◆ Written problem
What lines of the data include the string "this"? Copy them all.

◆ Data entries
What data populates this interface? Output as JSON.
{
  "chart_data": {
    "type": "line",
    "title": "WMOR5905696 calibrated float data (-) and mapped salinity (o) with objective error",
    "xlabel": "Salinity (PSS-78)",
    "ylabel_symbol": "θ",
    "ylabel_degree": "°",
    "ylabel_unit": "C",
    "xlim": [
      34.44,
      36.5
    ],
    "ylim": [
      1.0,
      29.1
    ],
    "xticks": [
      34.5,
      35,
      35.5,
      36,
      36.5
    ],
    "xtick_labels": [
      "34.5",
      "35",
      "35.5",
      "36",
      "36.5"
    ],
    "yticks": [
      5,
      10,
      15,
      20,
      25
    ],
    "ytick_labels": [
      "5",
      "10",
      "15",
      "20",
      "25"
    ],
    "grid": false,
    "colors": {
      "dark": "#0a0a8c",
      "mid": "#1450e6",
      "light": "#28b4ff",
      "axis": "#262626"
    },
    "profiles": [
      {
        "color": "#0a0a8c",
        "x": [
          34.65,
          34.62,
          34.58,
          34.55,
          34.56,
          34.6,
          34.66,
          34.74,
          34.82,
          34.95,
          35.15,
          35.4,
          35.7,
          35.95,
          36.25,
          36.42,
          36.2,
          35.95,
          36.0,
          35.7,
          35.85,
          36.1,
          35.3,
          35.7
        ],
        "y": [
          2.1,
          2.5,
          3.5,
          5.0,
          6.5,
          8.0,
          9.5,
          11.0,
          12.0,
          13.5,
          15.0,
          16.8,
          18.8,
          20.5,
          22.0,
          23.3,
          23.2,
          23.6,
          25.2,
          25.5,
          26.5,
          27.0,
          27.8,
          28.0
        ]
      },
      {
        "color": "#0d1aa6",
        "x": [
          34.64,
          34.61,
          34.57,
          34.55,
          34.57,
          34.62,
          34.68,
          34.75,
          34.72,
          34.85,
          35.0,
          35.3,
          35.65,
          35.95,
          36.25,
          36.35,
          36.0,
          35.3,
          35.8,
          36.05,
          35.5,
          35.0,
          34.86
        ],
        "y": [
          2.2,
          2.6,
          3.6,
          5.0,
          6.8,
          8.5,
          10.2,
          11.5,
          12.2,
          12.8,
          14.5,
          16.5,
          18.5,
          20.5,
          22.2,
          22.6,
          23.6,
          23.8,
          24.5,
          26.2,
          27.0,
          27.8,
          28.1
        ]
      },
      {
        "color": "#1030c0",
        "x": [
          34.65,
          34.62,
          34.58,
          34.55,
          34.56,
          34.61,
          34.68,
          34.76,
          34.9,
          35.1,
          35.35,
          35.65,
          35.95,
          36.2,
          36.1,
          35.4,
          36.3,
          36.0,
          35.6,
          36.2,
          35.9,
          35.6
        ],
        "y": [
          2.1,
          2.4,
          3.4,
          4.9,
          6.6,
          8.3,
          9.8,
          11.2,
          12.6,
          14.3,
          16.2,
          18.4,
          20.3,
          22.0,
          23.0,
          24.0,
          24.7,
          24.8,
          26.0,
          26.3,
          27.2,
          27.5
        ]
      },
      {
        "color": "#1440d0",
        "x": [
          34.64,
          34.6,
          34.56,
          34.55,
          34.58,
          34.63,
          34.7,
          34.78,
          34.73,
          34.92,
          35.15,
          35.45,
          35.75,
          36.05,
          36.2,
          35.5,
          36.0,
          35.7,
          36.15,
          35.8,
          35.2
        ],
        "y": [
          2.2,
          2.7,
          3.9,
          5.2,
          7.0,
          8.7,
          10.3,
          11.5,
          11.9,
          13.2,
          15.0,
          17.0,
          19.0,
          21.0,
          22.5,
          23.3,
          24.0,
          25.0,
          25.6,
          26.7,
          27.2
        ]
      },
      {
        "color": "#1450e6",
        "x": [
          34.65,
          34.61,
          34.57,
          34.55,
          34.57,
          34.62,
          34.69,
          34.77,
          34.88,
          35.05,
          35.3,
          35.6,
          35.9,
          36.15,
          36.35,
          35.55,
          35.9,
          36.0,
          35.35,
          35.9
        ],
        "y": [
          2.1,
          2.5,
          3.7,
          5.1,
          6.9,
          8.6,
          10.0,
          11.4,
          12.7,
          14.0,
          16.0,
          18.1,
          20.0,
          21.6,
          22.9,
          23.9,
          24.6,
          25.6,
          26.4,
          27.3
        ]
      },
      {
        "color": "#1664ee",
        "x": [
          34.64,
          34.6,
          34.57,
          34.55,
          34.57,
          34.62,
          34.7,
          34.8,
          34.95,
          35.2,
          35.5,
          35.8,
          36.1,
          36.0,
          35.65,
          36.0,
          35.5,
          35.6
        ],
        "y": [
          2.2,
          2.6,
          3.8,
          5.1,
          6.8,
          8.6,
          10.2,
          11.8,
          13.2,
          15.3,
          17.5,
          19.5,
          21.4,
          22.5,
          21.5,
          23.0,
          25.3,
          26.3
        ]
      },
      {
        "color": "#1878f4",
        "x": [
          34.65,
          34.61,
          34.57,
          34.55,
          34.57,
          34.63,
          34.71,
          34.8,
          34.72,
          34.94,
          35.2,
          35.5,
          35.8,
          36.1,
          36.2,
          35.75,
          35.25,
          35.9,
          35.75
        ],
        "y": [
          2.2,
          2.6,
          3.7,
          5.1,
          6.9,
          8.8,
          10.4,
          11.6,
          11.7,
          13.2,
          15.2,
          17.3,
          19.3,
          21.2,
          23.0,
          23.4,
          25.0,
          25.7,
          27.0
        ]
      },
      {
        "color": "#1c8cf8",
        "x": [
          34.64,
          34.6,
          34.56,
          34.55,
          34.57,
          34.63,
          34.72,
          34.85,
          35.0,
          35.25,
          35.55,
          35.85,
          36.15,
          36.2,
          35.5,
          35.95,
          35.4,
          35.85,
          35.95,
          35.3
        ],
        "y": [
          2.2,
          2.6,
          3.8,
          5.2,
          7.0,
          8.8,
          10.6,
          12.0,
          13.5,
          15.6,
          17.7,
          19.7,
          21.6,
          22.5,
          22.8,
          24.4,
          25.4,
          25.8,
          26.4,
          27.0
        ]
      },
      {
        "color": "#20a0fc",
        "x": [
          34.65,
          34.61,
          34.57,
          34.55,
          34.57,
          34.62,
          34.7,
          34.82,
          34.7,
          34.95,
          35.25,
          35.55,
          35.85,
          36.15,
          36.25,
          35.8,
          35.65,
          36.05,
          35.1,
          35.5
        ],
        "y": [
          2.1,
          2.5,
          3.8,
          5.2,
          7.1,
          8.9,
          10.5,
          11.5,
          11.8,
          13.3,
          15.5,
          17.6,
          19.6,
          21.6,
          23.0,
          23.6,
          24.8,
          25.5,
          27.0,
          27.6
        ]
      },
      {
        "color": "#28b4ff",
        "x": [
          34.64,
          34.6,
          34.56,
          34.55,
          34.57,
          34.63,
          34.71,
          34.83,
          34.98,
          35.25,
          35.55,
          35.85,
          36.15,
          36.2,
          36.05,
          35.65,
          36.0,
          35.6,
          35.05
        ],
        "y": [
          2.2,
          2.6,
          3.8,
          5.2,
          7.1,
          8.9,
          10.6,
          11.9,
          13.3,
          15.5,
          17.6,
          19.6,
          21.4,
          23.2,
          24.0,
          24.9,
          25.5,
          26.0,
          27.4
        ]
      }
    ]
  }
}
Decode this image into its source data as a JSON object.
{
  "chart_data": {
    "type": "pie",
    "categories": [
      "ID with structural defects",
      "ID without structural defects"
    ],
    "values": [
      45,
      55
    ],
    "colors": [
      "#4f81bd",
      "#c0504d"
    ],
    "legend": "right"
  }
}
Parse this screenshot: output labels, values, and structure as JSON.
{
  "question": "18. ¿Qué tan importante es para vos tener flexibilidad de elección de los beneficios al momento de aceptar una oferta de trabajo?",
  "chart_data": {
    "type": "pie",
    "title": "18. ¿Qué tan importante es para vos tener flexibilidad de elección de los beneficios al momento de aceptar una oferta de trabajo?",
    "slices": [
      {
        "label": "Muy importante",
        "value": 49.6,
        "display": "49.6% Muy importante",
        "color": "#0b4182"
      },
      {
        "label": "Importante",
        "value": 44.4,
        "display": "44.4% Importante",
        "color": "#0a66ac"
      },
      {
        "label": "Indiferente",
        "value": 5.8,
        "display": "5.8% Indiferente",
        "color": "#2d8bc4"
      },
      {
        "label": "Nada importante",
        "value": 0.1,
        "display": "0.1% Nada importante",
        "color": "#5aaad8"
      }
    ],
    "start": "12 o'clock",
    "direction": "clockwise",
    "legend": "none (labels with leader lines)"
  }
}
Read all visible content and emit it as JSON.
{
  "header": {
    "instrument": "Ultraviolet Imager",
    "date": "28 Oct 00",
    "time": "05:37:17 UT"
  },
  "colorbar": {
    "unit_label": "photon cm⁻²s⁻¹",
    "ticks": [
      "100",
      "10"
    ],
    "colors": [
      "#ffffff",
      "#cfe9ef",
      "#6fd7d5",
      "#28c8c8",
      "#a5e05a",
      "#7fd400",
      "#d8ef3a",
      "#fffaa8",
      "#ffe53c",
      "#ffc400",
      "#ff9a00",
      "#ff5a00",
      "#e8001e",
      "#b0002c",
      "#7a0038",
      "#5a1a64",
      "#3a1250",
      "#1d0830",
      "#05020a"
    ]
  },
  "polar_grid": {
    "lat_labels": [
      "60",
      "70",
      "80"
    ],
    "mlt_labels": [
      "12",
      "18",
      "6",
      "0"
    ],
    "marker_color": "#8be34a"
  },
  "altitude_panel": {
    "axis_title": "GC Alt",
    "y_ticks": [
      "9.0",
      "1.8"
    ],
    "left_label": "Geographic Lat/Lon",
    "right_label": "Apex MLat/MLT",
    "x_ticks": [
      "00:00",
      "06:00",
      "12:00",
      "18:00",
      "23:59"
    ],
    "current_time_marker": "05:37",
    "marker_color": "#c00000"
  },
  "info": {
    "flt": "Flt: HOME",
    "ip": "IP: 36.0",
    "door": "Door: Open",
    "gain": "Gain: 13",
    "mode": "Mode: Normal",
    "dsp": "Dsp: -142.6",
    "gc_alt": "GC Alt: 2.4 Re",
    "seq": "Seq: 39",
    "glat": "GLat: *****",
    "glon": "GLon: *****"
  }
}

◆ Task answer
What data populates this interface? Output as JSON.
Decode this image into its source data as a JSON object.
Parse this screenshot: output labels, values, and structure as JSON.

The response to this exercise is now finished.